_Job:_ In the listing below, find every line with the string "принципи" and pull it out.

_Dataset entries:_

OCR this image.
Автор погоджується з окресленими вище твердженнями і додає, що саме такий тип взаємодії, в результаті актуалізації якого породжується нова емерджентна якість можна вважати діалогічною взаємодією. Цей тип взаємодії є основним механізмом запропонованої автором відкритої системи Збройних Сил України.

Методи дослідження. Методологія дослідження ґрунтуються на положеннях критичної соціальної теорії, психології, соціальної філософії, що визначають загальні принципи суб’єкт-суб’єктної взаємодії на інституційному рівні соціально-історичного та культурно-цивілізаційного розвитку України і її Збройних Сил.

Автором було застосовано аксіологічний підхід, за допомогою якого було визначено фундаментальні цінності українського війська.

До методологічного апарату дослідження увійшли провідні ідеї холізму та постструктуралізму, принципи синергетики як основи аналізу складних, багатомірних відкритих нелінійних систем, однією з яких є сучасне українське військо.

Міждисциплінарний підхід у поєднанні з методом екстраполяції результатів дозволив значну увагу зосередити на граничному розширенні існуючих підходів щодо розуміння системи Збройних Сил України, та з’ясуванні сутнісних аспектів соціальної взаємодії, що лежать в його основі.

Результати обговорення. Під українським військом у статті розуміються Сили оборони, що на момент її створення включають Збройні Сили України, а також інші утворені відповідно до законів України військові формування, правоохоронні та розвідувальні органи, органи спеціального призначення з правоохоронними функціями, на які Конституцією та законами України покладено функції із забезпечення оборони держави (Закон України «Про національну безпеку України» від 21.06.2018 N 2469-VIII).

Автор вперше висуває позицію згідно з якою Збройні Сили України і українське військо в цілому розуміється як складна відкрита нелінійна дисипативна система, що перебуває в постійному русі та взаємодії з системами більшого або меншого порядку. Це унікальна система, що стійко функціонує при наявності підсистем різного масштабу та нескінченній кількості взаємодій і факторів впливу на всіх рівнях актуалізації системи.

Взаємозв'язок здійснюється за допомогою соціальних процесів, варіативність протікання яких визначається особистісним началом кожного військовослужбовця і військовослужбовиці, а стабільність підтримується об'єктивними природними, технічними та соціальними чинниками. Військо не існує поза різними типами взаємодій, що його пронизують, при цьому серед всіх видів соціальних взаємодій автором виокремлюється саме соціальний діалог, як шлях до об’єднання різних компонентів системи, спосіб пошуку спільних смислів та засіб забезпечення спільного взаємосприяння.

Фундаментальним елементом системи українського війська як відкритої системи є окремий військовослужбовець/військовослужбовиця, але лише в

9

==

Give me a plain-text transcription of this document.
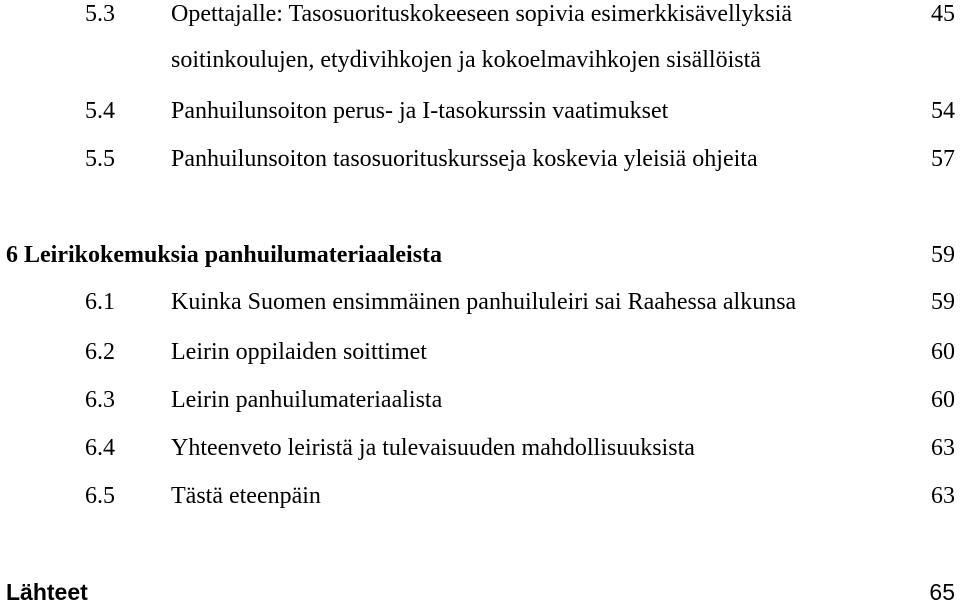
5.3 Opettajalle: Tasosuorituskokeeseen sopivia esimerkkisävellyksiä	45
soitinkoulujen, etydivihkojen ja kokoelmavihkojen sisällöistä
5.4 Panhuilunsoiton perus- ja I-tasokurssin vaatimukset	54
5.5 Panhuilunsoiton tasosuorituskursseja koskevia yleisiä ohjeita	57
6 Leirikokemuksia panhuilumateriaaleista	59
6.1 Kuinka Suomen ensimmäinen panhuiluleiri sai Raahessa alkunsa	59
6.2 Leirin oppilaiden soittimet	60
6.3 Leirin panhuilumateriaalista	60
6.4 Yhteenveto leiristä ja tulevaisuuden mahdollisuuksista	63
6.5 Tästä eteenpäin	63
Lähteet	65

_Right answer:_
Методи дослідження. Методологія дослідження ґрунтуються на положеннях критичної соціальної теорії, психології, соціальної філософії, що визначають загальні принципи суб’єкт-суб’єктної взаємодії на інституційному рівні соціально-історичного та культурно-цивілізаційного розвитку України і її Збройних Сил.
До методологічного апарату дослідження увійшли провідні ідеї холізму та постструктуралізму, принципи синергетики як основи аналізу складних, багатомірних відкритих нелінійних систем, однією з яких є сучасне українське військо.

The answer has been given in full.